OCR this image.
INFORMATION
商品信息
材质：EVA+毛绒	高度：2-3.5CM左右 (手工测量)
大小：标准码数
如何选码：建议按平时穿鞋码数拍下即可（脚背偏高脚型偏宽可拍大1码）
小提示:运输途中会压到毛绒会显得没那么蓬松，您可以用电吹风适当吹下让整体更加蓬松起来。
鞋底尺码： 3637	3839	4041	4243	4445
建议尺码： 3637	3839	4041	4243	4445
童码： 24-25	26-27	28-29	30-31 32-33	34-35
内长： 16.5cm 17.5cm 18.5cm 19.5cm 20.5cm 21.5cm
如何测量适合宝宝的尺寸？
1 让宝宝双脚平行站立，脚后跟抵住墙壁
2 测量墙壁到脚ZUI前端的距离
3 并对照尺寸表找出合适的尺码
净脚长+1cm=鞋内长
--------
● **Set exercise**: Using the data above, print every record exactly as shown.

● **Right answer**:
OCR this image.
INFORMATION
商品信息
材质：EVA+毛绒	高度：2-3.5CM左右 (手工测量)
大小：标准码数
如何选码：建议按平时穿鞋码数拍下即可（脚背偏高脚型偏宽可拍大1码）
小提示:运输途中会压到毛绒会显得没那么蓬松，您可以用电吹风适当吹下让整体更加蓬松起来。
鞋底尺码： 3637	3839	4041	4243	4445
建议尺码： 3637	3839	4041	4243	4445
童码： 24-25	26-27	28-29	30-31 32-33	34-35
内长： 16.5cm 17.5cm 18.5cm 19.5cm 20.5cm 21.5cm
如何测量适合宝宝的尺寸？
1 让宝宝双脚平行站立，脚后跟抵住墙壁
2 测量墙壁到脚ZUI前端的距离
3 并对照尺寸表找出合适的尺码
净脚长+1cm=鞋内长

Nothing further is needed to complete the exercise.